◆ What is required
How many lines in these records hold the string "perecederos"? State only that number.

%%

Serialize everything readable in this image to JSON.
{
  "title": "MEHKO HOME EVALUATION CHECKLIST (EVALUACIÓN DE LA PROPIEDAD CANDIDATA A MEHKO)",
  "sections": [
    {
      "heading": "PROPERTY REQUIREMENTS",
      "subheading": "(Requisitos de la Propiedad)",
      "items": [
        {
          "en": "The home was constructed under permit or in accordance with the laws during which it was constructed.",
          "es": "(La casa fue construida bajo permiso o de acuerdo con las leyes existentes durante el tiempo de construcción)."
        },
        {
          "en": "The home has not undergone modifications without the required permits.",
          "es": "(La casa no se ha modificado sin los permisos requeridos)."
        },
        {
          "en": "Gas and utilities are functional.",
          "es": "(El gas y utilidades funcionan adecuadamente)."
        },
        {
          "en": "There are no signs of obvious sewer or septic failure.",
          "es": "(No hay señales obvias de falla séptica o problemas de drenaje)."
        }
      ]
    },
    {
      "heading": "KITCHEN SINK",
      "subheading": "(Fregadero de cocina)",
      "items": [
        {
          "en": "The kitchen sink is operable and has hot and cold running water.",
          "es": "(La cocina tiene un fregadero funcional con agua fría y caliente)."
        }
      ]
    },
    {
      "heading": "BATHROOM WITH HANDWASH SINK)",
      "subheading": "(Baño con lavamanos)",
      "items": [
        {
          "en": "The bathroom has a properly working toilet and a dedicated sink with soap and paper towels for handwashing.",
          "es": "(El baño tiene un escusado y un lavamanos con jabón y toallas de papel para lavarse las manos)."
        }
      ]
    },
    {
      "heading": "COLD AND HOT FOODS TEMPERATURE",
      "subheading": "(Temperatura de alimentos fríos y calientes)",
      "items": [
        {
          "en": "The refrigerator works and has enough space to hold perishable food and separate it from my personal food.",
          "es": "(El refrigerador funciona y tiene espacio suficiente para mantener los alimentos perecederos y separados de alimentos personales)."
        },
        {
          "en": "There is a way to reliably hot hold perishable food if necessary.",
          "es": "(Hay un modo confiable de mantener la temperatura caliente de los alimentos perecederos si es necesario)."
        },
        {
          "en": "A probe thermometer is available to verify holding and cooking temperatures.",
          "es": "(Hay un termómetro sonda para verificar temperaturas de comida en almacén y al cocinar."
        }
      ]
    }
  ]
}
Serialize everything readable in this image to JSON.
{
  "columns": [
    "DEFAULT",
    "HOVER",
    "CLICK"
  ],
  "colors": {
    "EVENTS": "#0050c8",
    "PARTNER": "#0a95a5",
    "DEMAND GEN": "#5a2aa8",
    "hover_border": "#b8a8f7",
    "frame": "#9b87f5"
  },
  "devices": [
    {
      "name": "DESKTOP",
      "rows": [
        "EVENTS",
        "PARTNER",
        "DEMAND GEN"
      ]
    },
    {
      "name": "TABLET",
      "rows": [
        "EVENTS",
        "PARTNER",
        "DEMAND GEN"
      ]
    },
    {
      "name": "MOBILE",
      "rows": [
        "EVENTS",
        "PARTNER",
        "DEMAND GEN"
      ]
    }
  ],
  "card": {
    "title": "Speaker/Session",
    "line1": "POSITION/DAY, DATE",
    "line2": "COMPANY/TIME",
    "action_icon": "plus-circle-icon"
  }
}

%%

◆ Expected output
2